→ OBJECTIVE:
Extract every line where the string "Sandwich" appears.

** Start DATASET CONTENT **

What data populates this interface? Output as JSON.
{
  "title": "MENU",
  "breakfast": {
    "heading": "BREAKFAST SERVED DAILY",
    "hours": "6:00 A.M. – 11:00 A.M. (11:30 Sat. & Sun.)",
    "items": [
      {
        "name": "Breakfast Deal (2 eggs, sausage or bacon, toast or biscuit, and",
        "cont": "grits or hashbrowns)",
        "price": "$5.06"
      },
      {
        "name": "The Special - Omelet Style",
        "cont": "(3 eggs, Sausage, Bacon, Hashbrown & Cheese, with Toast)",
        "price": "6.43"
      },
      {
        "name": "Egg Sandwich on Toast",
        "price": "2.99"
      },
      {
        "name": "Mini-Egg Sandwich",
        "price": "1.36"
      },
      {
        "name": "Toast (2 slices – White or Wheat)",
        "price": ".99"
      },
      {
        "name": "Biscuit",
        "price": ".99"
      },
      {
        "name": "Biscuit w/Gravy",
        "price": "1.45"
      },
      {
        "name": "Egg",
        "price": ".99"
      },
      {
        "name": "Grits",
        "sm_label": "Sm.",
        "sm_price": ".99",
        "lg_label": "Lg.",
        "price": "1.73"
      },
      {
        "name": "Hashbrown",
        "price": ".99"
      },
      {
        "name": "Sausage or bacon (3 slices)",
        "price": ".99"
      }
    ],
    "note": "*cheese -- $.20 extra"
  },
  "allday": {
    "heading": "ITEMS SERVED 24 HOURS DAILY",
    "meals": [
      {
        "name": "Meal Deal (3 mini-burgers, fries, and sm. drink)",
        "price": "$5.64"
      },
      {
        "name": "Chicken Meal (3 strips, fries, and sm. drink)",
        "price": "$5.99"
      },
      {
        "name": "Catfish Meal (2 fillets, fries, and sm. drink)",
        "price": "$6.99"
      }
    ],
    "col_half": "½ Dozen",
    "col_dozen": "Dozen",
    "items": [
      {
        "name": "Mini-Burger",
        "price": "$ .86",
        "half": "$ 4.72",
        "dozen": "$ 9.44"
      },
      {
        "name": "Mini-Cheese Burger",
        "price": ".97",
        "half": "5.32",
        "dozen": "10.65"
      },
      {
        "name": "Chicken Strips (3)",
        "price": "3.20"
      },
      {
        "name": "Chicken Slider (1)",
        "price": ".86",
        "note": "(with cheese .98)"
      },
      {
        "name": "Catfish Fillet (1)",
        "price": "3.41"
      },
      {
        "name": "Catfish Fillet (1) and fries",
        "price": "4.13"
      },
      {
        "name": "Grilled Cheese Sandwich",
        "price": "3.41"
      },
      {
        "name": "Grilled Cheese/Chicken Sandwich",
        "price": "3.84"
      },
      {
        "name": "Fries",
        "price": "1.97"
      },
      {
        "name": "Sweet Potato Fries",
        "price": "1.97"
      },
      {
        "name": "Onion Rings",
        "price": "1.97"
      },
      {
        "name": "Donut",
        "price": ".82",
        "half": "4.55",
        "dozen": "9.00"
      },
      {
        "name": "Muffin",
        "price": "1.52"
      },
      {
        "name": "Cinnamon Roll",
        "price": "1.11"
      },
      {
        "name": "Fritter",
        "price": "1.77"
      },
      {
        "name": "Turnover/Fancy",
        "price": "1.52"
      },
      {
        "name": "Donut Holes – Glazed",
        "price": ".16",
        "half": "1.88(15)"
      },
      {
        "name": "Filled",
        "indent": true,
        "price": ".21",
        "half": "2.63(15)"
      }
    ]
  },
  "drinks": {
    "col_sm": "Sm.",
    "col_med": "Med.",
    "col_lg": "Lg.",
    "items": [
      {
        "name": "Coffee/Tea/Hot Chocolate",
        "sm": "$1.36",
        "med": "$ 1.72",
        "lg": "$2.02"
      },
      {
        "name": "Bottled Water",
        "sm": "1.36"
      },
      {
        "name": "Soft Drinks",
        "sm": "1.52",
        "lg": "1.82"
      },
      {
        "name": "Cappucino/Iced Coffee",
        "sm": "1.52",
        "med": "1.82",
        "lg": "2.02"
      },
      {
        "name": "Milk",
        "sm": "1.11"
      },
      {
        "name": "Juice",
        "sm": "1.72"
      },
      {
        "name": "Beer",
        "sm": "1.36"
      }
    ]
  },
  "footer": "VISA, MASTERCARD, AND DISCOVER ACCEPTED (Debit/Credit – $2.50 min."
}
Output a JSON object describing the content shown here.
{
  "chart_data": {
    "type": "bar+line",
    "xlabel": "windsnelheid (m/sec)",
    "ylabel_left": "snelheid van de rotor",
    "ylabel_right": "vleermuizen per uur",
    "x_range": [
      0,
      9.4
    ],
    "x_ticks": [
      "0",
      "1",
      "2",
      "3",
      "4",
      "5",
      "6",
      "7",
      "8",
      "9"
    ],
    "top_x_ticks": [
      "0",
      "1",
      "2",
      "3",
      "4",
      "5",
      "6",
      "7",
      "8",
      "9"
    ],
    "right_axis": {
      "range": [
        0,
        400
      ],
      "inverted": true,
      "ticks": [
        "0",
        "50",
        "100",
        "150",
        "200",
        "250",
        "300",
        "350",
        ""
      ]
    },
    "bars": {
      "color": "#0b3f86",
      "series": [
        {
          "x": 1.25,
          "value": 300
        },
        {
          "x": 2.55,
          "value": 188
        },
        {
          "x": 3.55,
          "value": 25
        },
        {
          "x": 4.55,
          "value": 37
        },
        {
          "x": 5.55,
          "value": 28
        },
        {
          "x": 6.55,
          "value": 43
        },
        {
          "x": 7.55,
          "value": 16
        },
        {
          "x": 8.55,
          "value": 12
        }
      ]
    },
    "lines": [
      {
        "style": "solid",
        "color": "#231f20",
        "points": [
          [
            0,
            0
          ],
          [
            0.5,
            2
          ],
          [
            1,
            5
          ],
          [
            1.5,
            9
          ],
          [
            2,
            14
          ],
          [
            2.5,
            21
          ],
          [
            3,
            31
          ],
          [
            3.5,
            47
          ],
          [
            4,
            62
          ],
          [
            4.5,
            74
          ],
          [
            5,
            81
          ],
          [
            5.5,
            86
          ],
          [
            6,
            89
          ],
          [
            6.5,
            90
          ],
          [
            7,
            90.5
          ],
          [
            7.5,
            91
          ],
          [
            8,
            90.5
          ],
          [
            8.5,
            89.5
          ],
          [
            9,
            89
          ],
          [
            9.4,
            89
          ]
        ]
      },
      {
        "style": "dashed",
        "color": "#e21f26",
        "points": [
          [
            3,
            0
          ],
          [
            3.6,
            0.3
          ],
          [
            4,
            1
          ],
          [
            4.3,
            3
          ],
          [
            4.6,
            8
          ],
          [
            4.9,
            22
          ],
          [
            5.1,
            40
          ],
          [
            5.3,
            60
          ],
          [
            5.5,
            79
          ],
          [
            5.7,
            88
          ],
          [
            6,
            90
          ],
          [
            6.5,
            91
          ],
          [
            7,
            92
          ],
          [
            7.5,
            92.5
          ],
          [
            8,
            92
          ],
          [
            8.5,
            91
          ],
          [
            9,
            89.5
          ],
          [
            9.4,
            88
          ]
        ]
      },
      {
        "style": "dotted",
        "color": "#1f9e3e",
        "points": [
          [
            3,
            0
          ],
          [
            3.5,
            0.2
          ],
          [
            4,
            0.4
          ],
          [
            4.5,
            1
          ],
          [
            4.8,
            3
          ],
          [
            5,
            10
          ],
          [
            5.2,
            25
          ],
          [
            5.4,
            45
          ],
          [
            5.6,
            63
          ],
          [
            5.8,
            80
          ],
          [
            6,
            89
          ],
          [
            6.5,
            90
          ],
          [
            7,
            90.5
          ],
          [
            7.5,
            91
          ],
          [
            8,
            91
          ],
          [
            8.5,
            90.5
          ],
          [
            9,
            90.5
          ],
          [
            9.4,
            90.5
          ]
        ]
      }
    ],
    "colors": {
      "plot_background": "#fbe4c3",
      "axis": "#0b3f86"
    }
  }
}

** End DATASET CONTENT **

→ WRITTEN RESPONSE:
        "name": "Egg Sandwich on Toast",
        "name": "Mini-Egg Sandwich",
        "name": "Grilled Cheese Sandwich",
        "name": "Grilled Cheese/Chicken Sandwich",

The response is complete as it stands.